The exercise: Gather every line that includes the word "this", please.

(Dataset listings of figures)
>> start

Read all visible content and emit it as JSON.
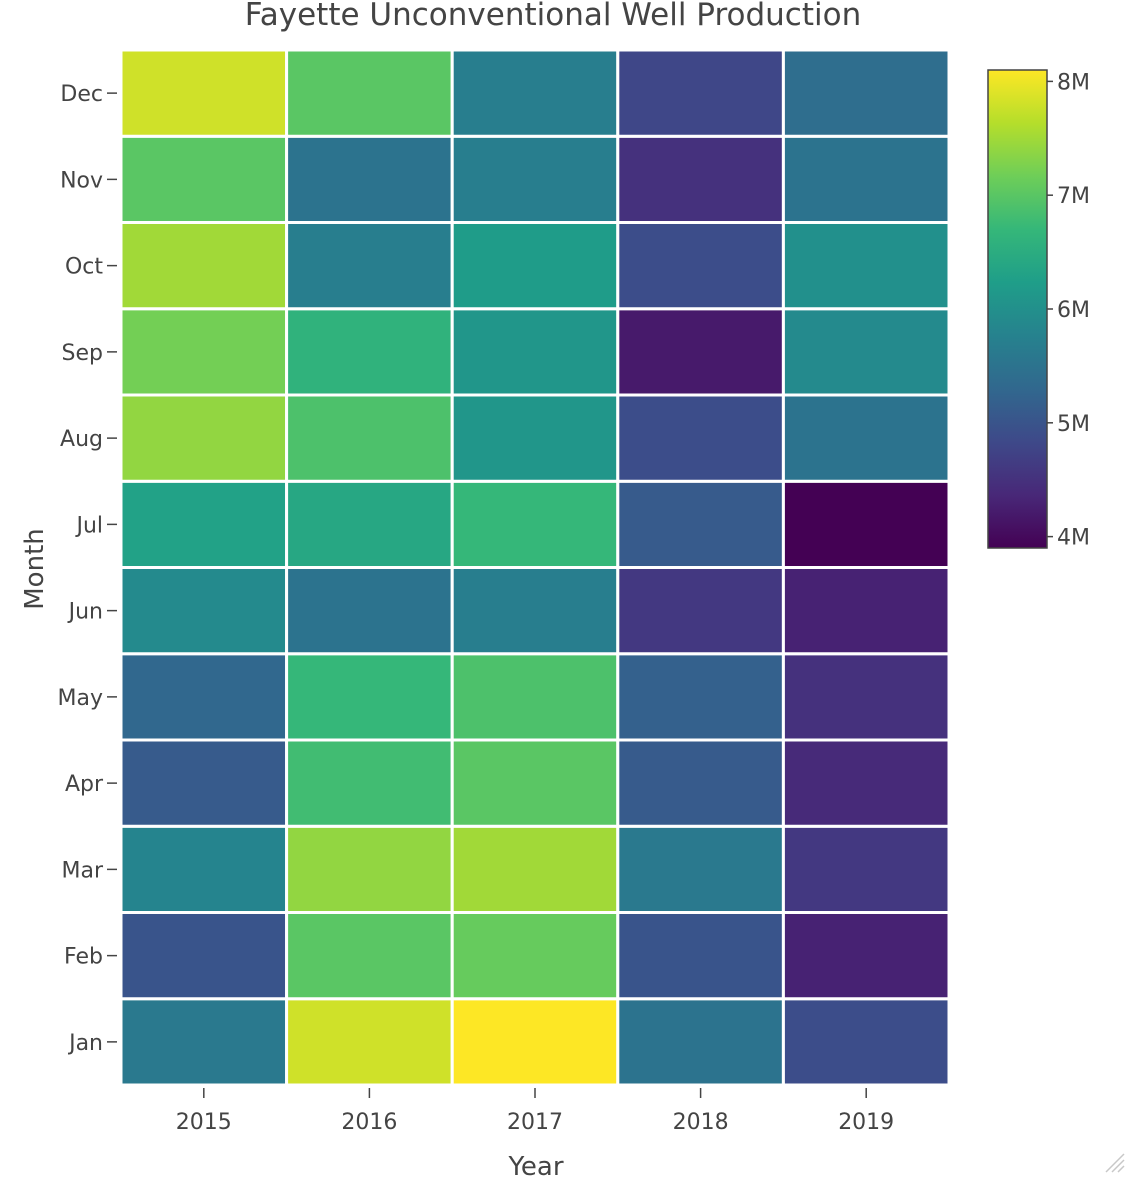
{
  "chart_data": {
    "type": "heatmap",
    "title": "Fayette Unconventional Well Production",
    "xlabel": "Year",
    "ylabel": "Month",
    "x": [
      "2015",
      "2016",
      "2017",
      "2018",
      "2019"
    ],
    "y": [
      "Jan",
      "Feb",
      "Mar",
      "Apr",
      "May",
      "Jun",
      "Jul",
      "Aug",
      "Sep",
      "Oct",
      "Nov",
      "Dec"
    ],
    "z": [
      [
        5.6,
        7.8,
        8.1,
        5.5,
        4.9
      ],
      [
        5.0,
        7.0,
        7.1,
        5.0,
        4.3
      ],
      [
        5.8,
        7.4,
        7.5,
        5.6,
        4.6
      ],
      [
        5.1,
        6.8,
        7.0,
        5.1,
        4.4
      ],
      [
        5.3,
        6.7,
        6.9,
        5.2,
        4.5
      ],
      [
        5.9,
        5.5,
        5.7,
        4.6,
        4.3
      ],
      [
        6.3,
        6.4,
        6.7,
        5.1,
        3.9
      ],
      [
        7.4,
        6.9,
        6.1,
        4.9,
        5.5
      ],
      [
        7.2,
        6.6,
        6.1,
        4.2,
        5.9
      ],
      [
        7.5,
        5.7,
        6.2,
        4.9,
        6.0
      ],
      [
        7.0,
        5.5,
        5.7,
        4.5,
        5.5
      ],
      [
        7.8,
        7.0,
        5.7,
        4.8,
        5.4
      ]
    ],
    "zmin": 3.9,
    "zmax": 8.1,
    "colorscale": "Viridis",
    "colorbar": {
      "ticks": [
        4,
        5,
        6,
        7,
        8
      ],
      "ticklabels": [
        "4M",
        "5M",
        "6M",
        "7M",
        "8M"
      ],
      "placement": "right"
    },
    "colors": [
      "#440154",
      "#482878",
      "#3e4989",
      "#31688e",
      "#26828e",
      "#1f9e89",
      "#35b779",
      "#6ece58",
      "#b5de2b",
      "#fde725"
    ]
  }
}
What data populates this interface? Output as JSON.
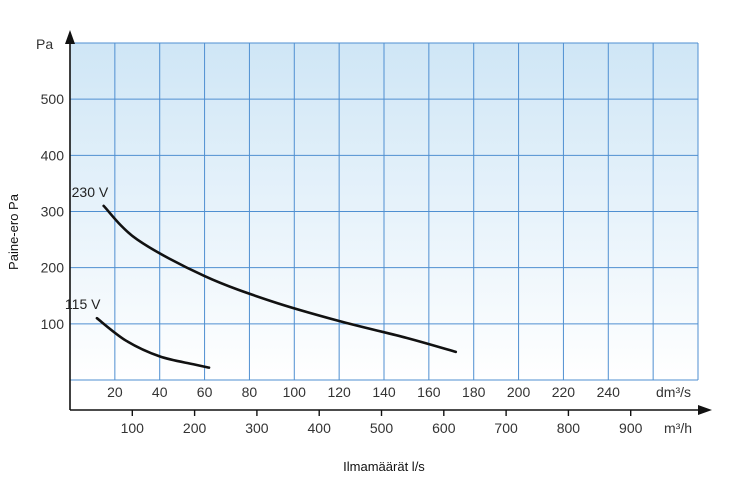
{
  "chart_data": {
    "type": "line",
    "y_axis": {
      "unit_label": "Pa",
      "title": "Paine-ero Pa",
      "ticks": [
        100,
        200,
        300,
        400,
        500
      ],
      "range": [
        0,
        600
      ]
    },
    "x_axis_primary": {
      "unit_label": "dm³/s",
      "ticks": [
        20,
        40,
        60,
        80,
        100,
        120,
        140,
        160,
        180,
        200,
        220,
        240
      ],
      "range": [
        0,
        280
      ]
    },
    "x_axis_secondary": {
      "unit_label": "m³/h",
      "ticks": [
        100,
        200,
        300,
        400,
        500,
        600,
        700,
        800,
        900
      ]
    },
    "xlabel": "Ilmamäärät l/s",
    "grid": true,
    "series": [
      {
        "name": "230 V",
        "x": [
          15,
          30,
          60,
          90,
          120,
          150,
          172
        ],
        "y": [
          310,
          250,
          185,
          140,
          105,
          75,
          50
        ]
      },
      {
        "name": "115 V",
        "x": [
          12,
          25,
          40,
          55,
          62
        ],
        "y": [
          110,
          70,
          42,
          28,
          22
        ]
      }
    ]
  }
}
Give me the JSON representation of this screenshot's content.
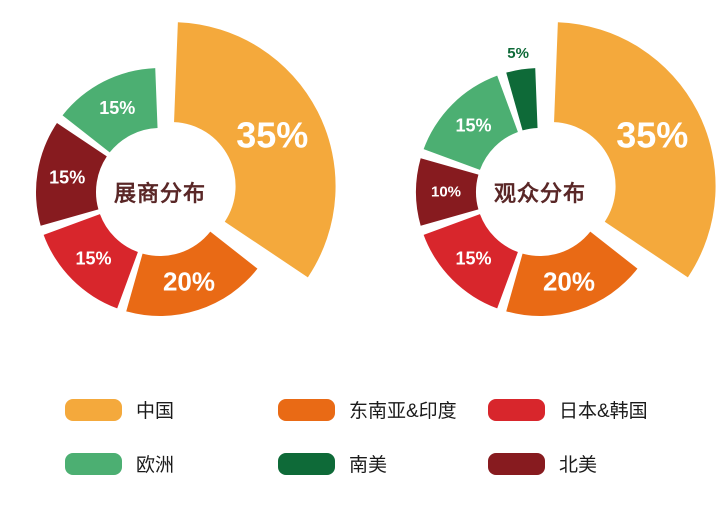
{
  "page": {
    "background": "#ffffff"
  },
  "chart_data": [
    {
      "type": "pie",
      "donut": true,
      "title": "展商分布",
      "title_color": "#5a2727",
      "unit": "%",
      "direction": "clockwise",
      "start_angle": 0,
      "categories": [
        "中国",
        "东南亚&印度",
        "日本&韩国",
        "北美",
        "欧洲"
      ],
      "values": [
        35,
        20,
        15,
        15,
        15
      ],
      "colors": [
        "#F4A93C",
        "#E96A15",
        "#D8262C",
        "#871B1F",
        "#4CAF72"
      ],
      "label_colors": [
        "#ffffff",
        "#ffffff",
        "#ffffff",
        "#ffffff",
        "#ffffff"
      ],
      "label_sizes": [
        36,
        26,
        18,
        18,
        18
      ],
      "slice_styles": [
        "exploded-large",
        "normal",
        "normal",
        "normal",
        "normal"
      ]
    },
    {
      "type": "pie",
      "donut": true,
      "title": "观众分布",
      "title_color": "#5a2727",
      "unit": "%",
      "direction": "clockwise",
      "start_angle": 0,
      "categories": [
        "中国",
        "东南亚&印度",
        "日本&韩国",
        "北美",
        "欧洲",
        "南美"
      ],
      "values": [
        35,
        20,
        15,
        10,
        15,
        5
      ],
      "colors": [
        "#F4A93C",
        "#E96A15",
        "#D8262C",
        "#871B1F",
        "#4CAF72",
        "#0E6A38"
      ],
      "label_colors": [
        "#ffffff",
        "#ffffff",
        "#ffffff",
        "#ffffff",
        "#ffffff",
        "#0E6A38"
      ],
      "label_sizes": [
        36,
        26,
        18,
        15,
        18,
        15
      ],
      "slice_styles": [
        "exploded-large",
        "normal",
        "normal",
        "normal",
        "normal",
        "outside-label"
      ]
    }
  ],
  "legend": {
    "items": [
      {
        "label": "中国",
        "color": "#F4A93C"
      },
      {
        "label": "东南亚&印度",
        "color": "#E96A15"
      },
      {
        "label": "日本&韩国",
        "color": "#D8262C"
      },
      {
        "label": "欧洲",
        "color": "#4CAF72"
      },
      {
        "label": "南美",
        "color": "#0E6A38"
      },
      {
        "label": "北美",
        "color": "#871B1F"
      }
    ]
  }
}
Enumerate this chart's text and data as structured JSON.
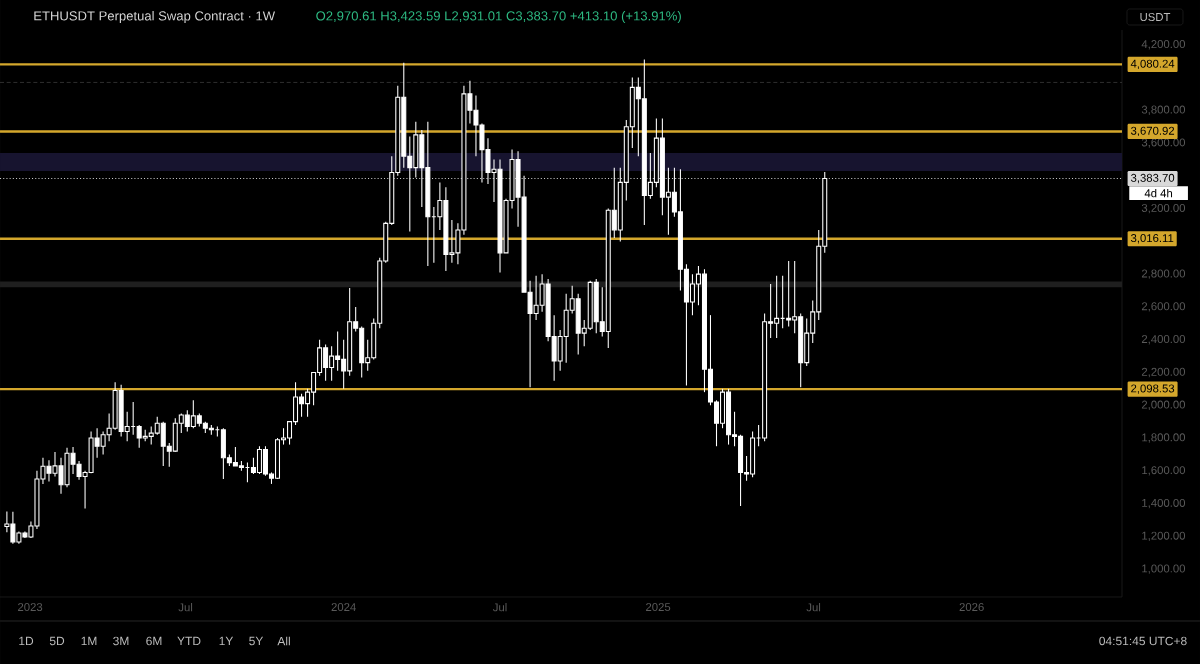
{
  "chart_data": {
    "type": "candlestick",
    "title": "ETHUSDT Perpetual Swap Contract · 1W",
    "subtitle": "O2,970.61 H3,423.59 L2,931.01 C3,383.70 +413.10 (+13.91%)",
    "color": "#ffffff",
    "x": [
      "2022-12-05",
      "2022-12-12",
      "2022-12-19",
      "2022-12-26",
      "2023-01-02",
      "2023-01-09",
      "2023-01-16",
      "2023-01-23",
      "2023-01-30",
      "2023-02-06",
      "2023-02-13",
      "2023-02-20",
      "2023-02-27",
      "2023-03-06",
      "2023-03-13",
      "2023-03-20",
      "2023-03-27",
      "2023-04-03",
      "2023-04-10",
      "2023-04-17",
      "2023-04-24",
      "2023-05-01",
      "2023-05-08",
      "2023-05-15",
      "2023-05-22",
      "2023-05-29",
      "2023-06-05",
      "2023-06-12",
      "2023-06-19",
      "2023-06-26",
      "2023-07-03",
      "2023-07-10",
      "2023-07-17",
      "2023-07-24",
      "2023-07-31",
      "2023-08-07",
      "2023-08-14",
      "2023-08-21",
      "2023-08-28",
      "2023-09-04",
      "2023-09-11",
      "2023-09-18",
      "2023-09-25",
      "2023-10-02",
      "2023-10-09",
      "2023-10-16",
      "2023-10-23",
      "2023-10-30",
      "2023-11-06",
      "2023-11-13",
      "2023-11-20",
      "2023-11-27",
      "2023-12-04",
      "2023-12-11",
      "2023-12-18",
      "2023-12-25",
      "2024-01-01",
      "2024-01-08",
      "2024-01-15",
      "2024-01-22",
      "2024-01-29",
      "2024-02-05",
      "2024-02-12",
      "2024-02-19",
      "2024-02-26",
      "2024-03-04",
      "2024-03-11",
      "2024-03-18",
      "2024-03-25",
      "2024-04-01",
      "2024-04-08",
      "2024-04-15",
      "2024-04-22",
      "2024-04-29",
      "2024-05-06",
      "2024-05-13",
      "2024-05-20",
      "2024-05-27",
      "2024-06-03",
      "2024-06-10",
      "2024-06-17",
      "2024-06-24",
      "2024-07-01",
      "2024-07-08",
      "2024-07-15",
      "2024-07-22",
      "2024-07-29",
      "2024-08-05",
      "2024-08-12",
      "2024-08-19",
      "2024-08-26",
      "2024-09-02",
      "2024-09-09",
      "2024-09-16",
      "2024-09-23",
      "2024-09-30",
      "2024-10-07",
      "2024-10-14",
      "2024-10-21",
      "2024-10-28",
      "2024-11-04",
      "2024-11-11",
      "2024-11-18",
      "2024-11-25",
      "2024-12-02",
      "2024-12-09",
      "2024-12-16",
      "2024-12-23",
      "2024-12-30",
      "2025-01-06",
      "2025-01-13",
      "2025-01-20",
      "2025-01-27",
      "2025-02-03",
      "2025-02-10",
      "2025-02-17",
      "2025-02-24",
      "2025-03-03",
      "2025-03-10",
      "2025-03-17",
      "2025-03-24",
      "2025-03-31",
      "2025-04-07",
      "2025-04-14",
      "2025-04-21",
      "2025-04-28",
      "2025-05-05",
      "2025-05-12",
      "2025-05-19",
      "2025-05-26",
      "2025-06-02",
      "2025-06-09",
      "2025-06-16",
      "2025-06-23",
      "2025-06-30",
      "2025-07-07",
      "2025-07-14"
    ],
    "ohlc": [
      [
        1260,
        1352,
        1225,
        1275
      ],
      [
        1275,
        1350,
        1155,
        1166
      ],
      [
        1166,
        1230,
        1155,
        1220
      ],
      [
        1220,
        1230,
        1190,
        1196
      ],
      [
        1196,
        1290,
        1190,
        1263
      ],
      [
        1263,
        1600,
        1245,
        1550
      ],
      [
        1550,
        1680,
        1520,
        1628
      ],
      [
        1628,
        1665,
        1535,
        1585
      ],
      [
        1585,
        1715,
        1565,
        1630
      ],
      [
        1630,
        1680,
        1460,
        1515
      ],
      [
        1515,
        1740,
        1500,
        1707
      ],
      [
        1707,
        1745,
        1580,
        1640
      ],
      [
        1640,
        1660,
        1545,
        1565
      ],
      [
        1565,
        1600,
        1370,
        1590
      ],
      [
        1590,
        1840,
        1585,
        1800
      ],
      [
        1800,
        1860,
        1680,
        1750
      ],
      [
        1750,
        1840,
        1700,
        1820
      ],
      [
        1820,
        1950,
        1780,
        1860
      ],
      [
        1860,
        2140,
        1850,
        2090
      ],
      [
        2090,
        2125,
        1810,
        1840
      ],
      [
        1840,
        1960,
        1780,
        1870
      ],
      [
        1870,
        2020,
        1820,
        1870
      ],
      [
        1870,
        1880,
        1740,
        1800
      ],
      [
        1800,
        1850,
        1780,
        1810
      ],
      [
        1810,
        1870,
        1760,
        1830
      ],
      [
        1830,
        1930,
        1820,
        1890
      ],
      [
        1890,
        1900,
        1630,
        1750
      ],
      [
        1750,
        1770,
        1625,
        1720
      ],
      [
        1720,
        1920,
        1715,
        1890
      ],
      [
        1890,
        1950,
        1830,
        1940
      ],
      [
        1940,
        1970,
        1840,
        1870
      ],
      [
        1870,
        2030,
        1860,
        1935
      ],
      [
        1935,
        1950,
        1870,
        1890
      ],
      [
        1890,
        1900,
        1830,
        1860
      ],
      [
        1860,
        1880,
        1820,
        1850
      ],
      [
        1850,
        1870,
        1810,
        1850
      ],
      [
        1850,
        1860,
        1550,
        1680
      ],
      [
        1680,
        1700,
        1630,
        1650
      ],
      [
        1650,
        1745,
        1630,
        1630
      ],
      [
        1630,
        1660,
        1600,
        1620
      ],
      [
        1620,
        1650,
        1530,
        1620
      ],
      [
        1620,
        1680,
        1580,
        1590
      ],
      [
        1590,
        1750,
        1580,
        1730
      ],
      [
        1730,
        1750,
        1570,
        1580
      ],
      [
        1580,
        1590,
        1520,
        1555
      ],
      [
        1555,
        1800,
        1550,
        1790
      ],
      [
        1790,
        1860,
        1760,
        1800
      ],
      [
        1800,
        1900,
        1760,
        1900
      ],
      [
        1900,
        2140,
        1880,
        2050
      ],
      [
        2050,
        2070,
        1930,
        2010
      ],
      [
        2010,
        2100,
        1930,
        2080
      ],
      [
        2080,
        2200,
        2000,
        2200
      ],
      [
        2200,
        2400,
        2180,
        2350
      ],
      [
        2350,
        2370,
        2150,
        2230
      ],
      [
        2230,
        2360,
        2150,
        2300
      ],
      [
        2300,
        2450,
        2210,
        2280
      ],
      [
        2280,
        2400,
        2100,
        2210
      ],
      [
        2210,
        2715,
        2180,
        2510
      ],
      [
        2510,
        2600,
        2450,
        2470
      ],
      [
        2470,
        2480,
        2170,
        2260
      ],
      [
        2260,
        2400,
        2210,
        2290
      ],
      [
        2290,
        2530,
        2280,
        2500
      ],
      [
        2500,
        2900,
        2470,
        2880
      ],
      [
        2880,
        3120,
        2870,
        3110
      ],
      [
        3110,
        3520,
        3100,
        3420
      ],
      [
        3420,
        3950,
        3400,
        3880
      ],
      [
        3880,
        4090,
        3450,
        3520
      ],
      [
        3520,
        3640,
        3060,
        3450
      ],
      [
        3450,
        3730,
        3390,
        3650
      ],
      [
        3650,
        3680,
        3210,
        3450
      ],
      [
        3450,
        3730,
        2850,
        3150
      ],
      [
        3150,
        3210,
        2870,
        3150
      ],
      [
        3150,
        3360,
        3070,
        3250
      ],
      [
        3250,
        3330,
        2820,
        2920
      ],
      [
        2920,
        3130,
        2870,
        2930
      ],
      [
        2930,
        3110,
        2860,
        3070
      ],
      [
        3070,
        3950,
        3040,
        3900
      ],
      [
        3900,
        3980,
        3720,
        3800
      ],
      [
        3800,
        3890,
        3520,
        3710
      ],
      [
        3710,
        3720,
        3360,
        3560
      ],
      [
        3560,
        3630,
        3350,
        3420
      ],
      [
        3420,
        3500,
        3240,
        3440
      ],
      [
        3440,
        3500,
        2810,
        2930
      ],
      [
        2930,
        3260,
        2930,
        3250
      ],
      [
        3250,
        3560,
        3200,
        3500
      ],
      [
        3500,
        3550,
        3090,
        3270
      ],
      [
        3270,
        3400,
        2690,
        2690
      ],
      [
        2690,
        2760,
        2110,
        2560
      ],
      [
        2560,
        2790,
        2520,
        2610
      ],
      [
        2610,
        2800,
        2570,
        2740
      ],
      [
        2740,
        2770,
        2390,
        2420
      ],
      [
        2420,
        2550,
        2150,
        2270
      ],
      [
        2270,
        2460,
        2210,
        2420
      ],
      [
        2420,
        2680,
        2260,
        2580
      ],
      [
        2580,
        2730,
        2560,
        2650
      ],
      [
        2650,
        2680,
        2310,
        2440
      ],
      [
        2440,
        2520,
        2360,
        2470
      ],
      [
        2470,
        2760,
        2460,
        2750
      ],
      [
        2750,
        2770,
        2440,
        2510
      ],
      [
        2510,
        2720,
        2420,
        2450
      ],
      [
        2450,
        3200,
        2350,
        3190
      ],
      [
        3190,
        3450,
        3020,
        3070
      ],
      [
        3070,
        3450,
        3000,
        3360
      ],
      [
        3360,
        3740,
        3250,
        3700
      ],
      [
        3700,
        4000,
        3570,
        3940
      ],
      [
        3940,
        4000,
        3520,
        3870
      ],
      [
        3870,
        4110,
        3100,
        3280
      ],
      [
        3280,
        3540,
        3260,
        3360
      ],
      [
        3360,
        3750,
        3330,
        3630
      ],
      [
        3630,
        3750,
        3160,
        3270
      ],
      [
        3270,
        3450,
        3040,
        3300
      ],
      [
        3300,
        3450,
        3150,
        3180
      ],
      [
        3180,
        3440,
        2700,
        2830
      ],
      [
        2830,
        2860,
        2120,
        2630
      ],
      [
        2630,
        2800,
        2550,
        2740
      ],
      [
        2740,
        2850,
        2610,
        2800
      ],
      [
        2800,
        2830,
        2080,
        2220
      ],
      [
        2220,
        2550,
        2000,
        2020
      ],
      [
        2020,
        2030,
        1750,
        1890
      ],
      [
        1890,
        2100,
        1860,
        2080
      ],
      [
        2080,
        2100,
        1760,
        1820
      ],
      [
        1820,
        1960,
        1750,
        1810
      ],
      [
        1810,
        1820,
        1385,
        1590
      ],
      [
        1590,
        1690,
        1540,
        1580
      ],
      [
        1580,
        1840,
        1560,
        1800
      ],
      [
        1800,
        1880,
        1750,
        1800
      ],
      [
        1800,
        2560,
        1780,
        2510
      ],
      [
        2510,
        2740,
        2410,
        2500
      ],
      [
        2500,
        2790,
        2410,
        2530
      ],
      [
        2530,
        2790,
        2470,
        2530
      ],
      [
        2530,
        2880,
        2480,
        2520
      ],
      [
        2520,
        2880,
        2440,
        2540
      ],
      [
        2540,
        2560,
        2110,
        2260
      ],
      [
        2260,
        2530,
        2240,
        2440
      ],
      [
        2440,
        2640,
        2380,
        2570
      ],
      [
        2570,
        3070,
        2520,
        2970.61
      ],
      [
        2970.61,
        3423.59,
        2931.01,
        3383.7
      ]
    ],
    "xlim": [
      "2022-11-27",
      "2026-06-25"
    ],
    "xticks": [
      {
        "value": "2023-01-01",
        "label": "2023"
      },
      {
        "value": "2023-07-01",
        "label": "Jul"
      },
      {
        "value": "2024-01-01",
        "label": "2024"
      },
      {
        "value": "2024-07-01",
        "label": "Jul"
      },
      {
        "value": "2025-01-01",
        "label": "2025"
      },
      {
        "value": "2025-07-01",
        "label": "Jul"
      },
      {
        "value": "2026-01-01",
        "label": "2026"
      }
    ],
    "ylim": [
      830,
      4290
    ],
    "yticks": [
      {
        "value": 4200,
        "label": "4,200.00"
      },
      {
        "value": 3800,
        "label": "3,800.00"
      },
      {
        "value": 3600,
        "label": "3,600.00"
      },
      {
        "value": 3200,
        "label": "3,200.00"
      },
      {
        "value": 2800,
        "label": "2,800.00"
      },
      {
        "value": 2600,
        "label": "2,600.00"
      },
      {
        "value": 2400,
        "label": "2,400.00"
      },
      {
        "value": 2200,
        "label": "2,200.00"
      },
      {
        "value": 2000,
        "label": "2,000.00"
      },
      {
        "value": 1800,
        "label": "1,800.00"
      },
      {
        "value": 1600,
        "label": "1,600.00"
      },
      {
        "value": 1400,
        "label": "1,400.00"
      },
      {
        "value": 1200,
        "label": "1,200.00"
      },
      {
        "value": 1000,
        "label": "1,000.00"
      }
    ],
    "bands": [
      {
        "axis": "y",
        "from": 3430,
        "to": 3540,
        "color": "#17142f"
      },
      {
        "axis": "y",
        "from": 2720,
        "to": 2755,
        "color": "#1f1f1f"
      }
    ],
    "ref_lines": [
      {
        "axis": "y",
        "value": 3970,
        "color": "#3a3a3a",
        "line_style": "dashed"
      },
      {
        "axis": "y",
        "value": 3383.7,
        "label": "3,383.70",
        "color": "#d9d9d9",
        "line_style": "dotted"
      },
      {
        "axis": "y",
        "value": 4080.24,
        "label": "4,080.24",
        "color": "#d4a72c",
        "line_style": "solid"
      },
      {
        "axis": "y",
        "value": 3670.92,
        "label": "3,670.92",
        "color": "#d4a72c",
        "line_style": "solid"
      },
      {
        "axis": "y",
        "value": 3016.11,
        "label": "3,016.11",
        "color": "#d4a72c",
        "line_style": "solid"
      },
      {
        "axis": "y",
        "value": 2098.53,
        "label": "2,098.53",
        "color": "#d4a72c",
        "line_style": "solid"
      }
    ],
    "annotations": [
      "USDT",
      "4d 4h",
      "1D",
      "5D",
      "1M",
      "3M",
      "6M",
      "YTD",
      "1Y",
      "5Y",
      "All",
      "04:51:45 UTC+8"
    ]
  }
}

>> end

Problem solution:
What data populates this interface? Output as JSON.
Give me the JSON representation of this screenshot's content.
Enumerate this chart's text and data as structured JSON.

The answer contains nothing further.